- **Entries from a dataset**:

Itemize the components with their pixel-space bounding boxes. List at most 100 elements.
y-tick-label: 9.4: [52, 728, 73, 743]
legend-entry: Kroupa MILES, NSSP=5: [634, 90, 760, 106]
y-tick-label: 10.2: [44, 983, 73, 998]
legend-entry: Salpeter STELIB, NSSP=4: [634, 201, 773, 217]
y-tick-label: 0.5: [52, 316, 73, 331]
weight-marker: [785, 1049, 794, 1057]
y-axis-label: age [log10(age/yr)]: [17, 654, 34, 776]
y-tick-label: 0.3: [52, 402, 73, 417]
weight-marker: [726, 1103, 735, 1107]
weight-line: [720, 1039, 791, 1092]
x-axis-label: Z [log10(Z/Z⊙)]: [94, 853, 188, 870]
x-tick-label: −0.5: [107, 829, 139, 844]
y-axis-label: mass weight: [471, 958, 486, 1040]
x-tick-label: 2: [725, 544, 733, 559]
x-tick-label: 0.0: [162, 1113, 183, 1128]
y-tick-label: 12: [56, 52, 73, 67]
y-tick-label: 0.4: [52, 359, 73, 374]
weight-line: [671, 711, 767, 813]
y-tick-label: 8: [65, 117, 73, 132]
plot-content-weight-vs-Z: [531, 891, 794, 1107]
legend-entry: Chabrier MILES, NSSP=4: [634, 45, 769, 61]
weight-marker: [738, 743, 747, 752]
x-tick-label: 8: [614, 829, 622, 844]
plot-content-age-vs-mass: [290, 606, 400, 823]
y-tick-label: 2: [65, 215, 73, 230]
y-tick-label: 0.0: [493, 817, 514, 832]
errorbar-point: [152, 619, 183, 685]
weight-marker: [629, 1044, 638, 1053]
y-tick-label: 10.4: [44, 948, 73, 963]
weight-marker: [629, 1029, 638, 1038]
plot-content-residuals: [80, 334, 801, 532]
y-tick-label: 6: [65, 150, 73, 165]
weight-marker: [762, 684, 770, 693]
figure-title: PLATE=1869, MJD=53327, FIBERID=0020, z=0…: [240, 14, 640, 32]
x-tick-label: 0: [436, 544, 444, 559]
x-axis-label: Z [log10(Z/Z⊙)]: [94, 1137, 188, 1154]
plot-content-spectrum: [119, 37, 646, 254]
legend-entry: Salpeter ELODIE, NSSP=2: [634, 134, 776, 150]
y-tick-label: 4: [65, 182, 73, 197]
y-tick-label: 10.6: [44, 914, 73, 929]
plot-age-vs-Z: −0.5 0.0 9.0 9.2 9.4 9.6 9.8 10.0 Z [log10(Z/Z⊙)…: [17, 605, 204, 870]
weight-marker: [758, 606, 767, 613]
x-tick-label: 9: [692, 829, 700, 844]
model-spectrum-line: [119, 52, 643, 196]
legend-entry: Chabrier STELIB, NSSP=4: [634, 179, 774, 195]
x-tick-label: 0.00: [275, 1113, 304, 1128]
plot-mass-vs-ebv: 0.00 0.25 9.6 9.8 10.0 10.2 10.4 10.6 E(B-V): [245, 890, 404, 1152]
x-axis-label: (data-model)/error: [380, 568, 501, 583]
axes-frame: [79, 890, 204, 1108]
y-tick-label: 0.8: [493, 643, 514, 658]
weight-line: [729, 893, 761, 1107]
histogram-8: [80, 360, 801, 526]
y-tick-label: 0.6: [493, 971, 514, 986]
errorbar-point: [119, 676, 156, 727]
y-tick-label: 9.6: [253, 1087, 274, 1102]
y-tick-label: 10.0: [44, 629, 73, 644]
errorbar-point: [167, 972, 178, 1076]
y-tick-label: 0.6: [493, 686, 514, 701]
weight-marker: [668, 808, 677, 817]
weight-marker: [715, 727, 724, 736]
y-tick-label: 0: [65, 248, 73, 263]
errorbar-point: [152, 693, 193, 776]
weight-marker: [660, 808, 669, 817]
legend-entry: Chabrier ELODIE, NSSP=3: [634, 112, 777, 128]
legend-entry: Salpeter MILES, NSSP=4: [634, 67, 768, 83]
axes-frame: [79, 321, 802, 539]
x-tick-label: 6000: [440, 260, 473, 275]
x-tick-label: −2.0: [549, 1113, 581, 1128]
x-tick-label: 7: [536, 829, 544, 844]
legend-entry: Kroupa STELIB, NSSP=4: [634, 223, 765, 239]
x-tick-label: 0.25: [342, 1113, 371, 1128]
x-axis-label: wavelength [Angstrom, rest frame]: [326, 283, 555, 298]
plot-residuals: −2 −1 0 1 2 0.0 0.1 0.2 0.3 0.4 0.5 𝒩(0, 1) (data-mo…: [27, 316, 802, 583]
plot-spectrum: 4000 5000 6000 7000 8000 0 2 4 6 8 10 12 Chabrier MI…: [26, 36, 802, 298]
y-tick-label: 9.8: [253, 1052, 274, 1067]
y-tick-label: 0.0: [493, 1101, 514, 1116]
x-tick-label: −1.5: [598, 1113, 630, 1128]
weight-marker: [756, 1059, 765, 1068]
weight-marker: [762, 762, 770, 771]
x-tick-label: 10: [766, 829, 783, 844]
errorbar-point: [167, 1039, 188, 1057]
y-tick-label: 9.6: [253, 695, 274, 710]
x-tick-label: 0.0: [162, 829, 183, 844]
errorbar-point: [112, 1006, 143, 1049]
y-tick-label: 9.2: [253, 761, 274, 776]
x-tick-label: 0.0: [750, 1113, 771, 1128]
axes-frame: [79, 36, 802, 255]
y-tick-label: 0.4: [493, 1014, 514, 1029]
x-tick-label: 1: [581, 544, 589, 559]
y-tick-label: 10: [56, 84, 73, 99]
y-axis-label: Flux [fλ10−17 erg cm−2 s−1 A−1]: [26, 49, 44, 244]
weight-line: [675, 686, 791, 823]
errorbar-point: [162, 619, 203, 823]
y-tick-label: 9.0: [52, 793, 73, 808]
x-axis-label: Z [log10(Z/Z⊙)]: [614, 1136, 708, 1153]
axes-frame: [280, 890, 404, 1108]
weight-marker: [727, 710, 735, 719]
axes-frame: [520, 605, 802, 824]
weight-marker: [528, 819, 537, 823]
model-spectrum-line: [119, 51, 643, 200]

- **WHAT YOU HAVE TO DO**: Output the lines above verbatim, starting at the beginning of the entries and ending with the line containing "legend-entry: Salpeter STELIB, NSSP=4: [634, 201, 773, 217]", with both ends included.

- **PROBLEM SOLUTION**:
Itemize the components with their pixel-space bounding boxes. List at most 100 elements.
y-tick-label: 9.4: [52, 728, 73, 743]
legend-entry: Kroupa MILES, NSSP=5: [634, 90, 760, 106]
y-tick-label: 10.2: [44, 983, 73, 998]
legend-entry: Salpeter STELIB, NSSP=4: [634, 201, 773, 217]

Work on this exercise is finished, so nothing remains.